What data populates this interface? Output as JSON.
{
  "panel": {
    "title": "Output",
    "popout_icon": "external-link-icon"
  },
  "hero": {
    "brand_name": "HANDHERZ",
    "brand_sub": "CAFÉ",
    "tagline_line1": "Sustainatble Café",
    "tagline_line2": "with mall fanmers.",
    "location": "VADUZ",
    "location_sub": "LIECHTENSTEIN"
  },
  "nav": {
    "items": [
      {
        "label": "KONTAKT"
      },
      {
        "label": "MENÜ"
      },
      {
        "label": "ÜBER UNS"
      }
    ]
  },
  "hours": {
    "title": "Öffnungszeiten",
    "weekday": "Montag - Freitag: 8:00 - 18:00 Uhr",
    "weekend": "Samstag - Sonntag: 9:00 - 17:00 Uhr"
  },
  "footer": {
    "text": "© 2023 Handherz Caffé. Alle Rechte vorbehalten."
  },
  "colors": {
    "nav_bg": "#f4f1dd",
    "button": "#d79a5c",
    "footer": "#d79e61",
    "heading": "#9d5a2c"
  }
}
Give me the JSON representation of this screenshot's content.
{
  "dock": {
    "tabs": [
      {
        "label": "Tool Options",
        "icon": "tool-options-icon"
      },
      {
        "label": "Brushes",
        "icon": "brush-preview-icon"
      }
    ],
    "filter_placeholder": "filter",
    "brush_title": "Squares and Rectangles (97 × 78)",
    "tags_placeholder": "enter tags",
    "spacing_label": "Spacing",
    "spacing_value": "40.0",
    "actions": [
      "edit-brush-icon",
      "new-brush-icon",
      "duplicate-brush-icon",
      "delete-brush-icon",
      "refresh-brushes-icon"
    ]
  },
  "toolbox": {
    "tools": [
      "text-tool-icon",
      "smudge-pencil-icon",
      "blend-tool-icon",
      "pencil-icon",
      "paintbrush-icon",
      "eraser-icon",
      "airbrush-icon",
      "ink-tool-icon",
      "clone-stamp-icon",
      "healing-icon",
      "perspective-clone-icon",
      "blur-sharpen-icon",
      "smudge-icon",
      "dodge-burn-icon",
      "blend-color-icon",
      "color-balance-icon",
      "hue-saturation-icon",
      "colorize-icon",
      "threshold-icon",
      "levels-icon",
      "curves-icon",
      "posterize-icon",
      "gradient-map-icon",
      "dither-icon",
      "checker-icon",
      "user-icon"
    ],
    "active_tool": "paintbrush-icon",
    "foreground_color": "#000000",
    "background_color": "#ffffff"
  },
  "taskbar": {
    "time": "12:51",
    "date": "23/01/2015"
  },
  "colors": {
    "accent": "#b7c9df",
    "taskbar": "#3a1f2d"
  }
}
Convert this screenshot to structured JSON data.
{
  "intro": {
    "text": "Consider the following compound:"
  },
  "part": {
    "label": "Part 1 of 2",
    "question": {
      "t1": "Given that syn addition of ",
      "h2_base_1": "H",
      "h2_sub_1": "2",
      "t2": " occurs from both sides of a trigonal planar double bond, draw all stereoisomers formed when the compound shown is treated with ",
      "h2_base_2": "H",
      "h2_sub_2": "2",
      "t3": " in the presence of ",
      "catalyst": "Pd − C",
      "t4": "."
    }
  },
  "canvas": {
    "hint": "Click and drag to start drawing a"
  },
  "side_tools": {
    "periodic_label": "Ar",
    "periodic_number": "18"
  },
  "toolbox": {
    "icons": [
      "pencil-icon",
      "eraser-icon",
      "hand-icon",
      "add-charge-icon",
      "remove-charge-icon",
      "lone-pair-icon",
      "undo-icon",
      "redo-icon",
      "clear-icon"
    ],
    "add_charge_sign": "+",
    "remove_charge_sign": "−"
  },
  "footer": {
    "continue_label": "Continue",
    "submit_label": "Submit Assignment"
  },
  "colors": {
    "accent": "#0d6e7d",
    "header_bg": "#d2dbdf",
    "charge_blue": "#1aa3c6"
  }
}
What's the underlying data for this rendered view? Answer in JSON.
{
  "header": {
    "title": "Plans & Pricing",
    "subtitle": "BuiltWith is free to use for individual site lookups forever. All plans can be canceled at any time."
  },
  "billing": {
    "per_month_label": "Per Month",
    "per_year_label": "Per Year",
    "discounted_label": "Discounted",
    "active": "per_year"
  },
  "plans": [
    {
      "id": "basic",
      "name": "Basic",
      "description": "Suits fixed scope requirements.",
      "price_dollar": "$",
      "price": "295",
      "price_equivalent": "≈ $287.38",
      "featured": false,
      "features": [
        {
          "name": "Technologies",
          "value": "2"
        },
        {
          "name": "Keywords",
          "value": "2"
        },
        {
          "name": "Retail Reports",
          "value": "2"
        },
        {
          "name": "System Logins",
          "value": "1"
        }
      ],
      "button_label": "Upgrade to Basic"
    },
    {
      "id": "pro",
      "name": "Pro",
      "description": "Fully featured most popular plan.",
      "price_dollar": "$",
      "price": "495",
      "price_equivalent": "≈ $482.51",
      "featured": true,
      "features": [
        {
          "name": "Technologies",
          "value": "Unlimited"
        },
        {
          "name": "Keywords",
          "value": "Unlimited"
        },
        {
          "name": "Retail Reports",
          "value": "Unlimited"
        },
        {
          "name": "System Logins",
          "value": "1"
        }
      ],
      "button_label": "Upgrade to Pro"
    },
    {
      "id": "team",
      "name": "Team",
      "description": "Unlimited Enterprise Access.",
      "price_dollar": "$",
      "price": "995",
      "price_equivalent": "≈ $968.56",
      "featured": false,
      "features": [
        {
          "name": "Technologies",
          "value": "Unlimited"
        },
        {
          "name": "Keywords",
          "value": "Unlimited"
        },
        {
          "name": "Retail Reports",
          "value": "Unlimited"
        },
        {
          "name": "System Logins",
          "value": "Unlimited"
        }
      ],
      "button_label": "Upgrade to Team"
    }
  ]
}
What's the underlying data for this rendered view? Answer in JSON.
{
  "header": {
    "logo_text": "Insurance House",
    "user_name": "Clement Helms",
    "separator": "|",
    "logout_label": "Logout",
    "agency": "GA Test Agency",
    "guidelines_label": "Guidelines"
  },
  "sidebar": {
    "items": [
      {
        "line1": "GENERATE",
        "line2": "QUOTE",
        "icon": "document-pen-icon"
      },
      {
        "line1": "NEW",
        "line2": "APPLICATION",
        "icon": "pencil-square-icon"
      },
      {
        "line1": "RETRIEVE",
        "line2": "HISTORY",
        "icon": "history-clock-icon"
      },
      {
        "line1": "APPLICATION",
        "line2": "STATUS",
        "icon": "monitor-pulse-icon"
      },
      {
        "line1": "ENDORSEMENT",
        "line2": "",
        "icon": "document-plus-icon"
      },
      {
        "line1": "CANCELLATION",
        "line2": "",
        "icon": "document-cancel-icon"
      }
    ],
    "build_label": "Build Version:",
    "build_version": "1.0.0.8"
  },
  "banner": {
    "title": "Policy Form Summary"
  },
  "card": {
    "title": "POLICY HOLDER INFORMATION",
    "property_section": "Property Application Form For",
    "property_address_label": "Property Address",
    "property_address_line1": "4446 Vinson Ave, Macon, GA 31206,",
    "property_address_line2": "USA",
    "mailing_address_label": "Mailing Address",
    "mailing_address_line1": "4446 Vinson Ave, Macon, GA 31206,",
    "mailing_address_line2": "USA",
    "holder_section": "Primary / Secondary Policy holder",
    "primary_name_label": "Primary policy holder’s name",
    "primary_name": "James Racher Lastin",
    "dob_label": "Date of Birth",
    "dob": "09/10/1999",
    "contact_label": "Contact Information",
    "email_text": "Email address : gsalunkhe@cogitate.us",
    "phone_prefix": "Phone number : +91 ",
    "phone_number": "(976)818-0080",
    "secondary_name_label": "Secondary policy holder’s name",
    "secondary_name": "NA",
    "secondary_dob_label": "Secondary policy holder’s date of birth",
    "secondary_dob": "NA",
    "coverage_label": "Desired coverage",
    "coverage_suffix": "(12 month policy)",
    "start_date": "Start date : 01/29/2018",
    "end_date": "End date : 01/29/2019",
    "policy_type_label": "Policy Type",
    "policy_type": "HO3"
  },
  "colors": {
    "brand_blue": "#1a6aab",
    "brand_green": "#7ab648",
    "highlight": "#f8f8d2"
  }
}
_ _ _ _
*Your goal*. Tally up the lines in the preceding listing that contain the string "paintbrush". Respond with the number and nothing else.

*Response*. 2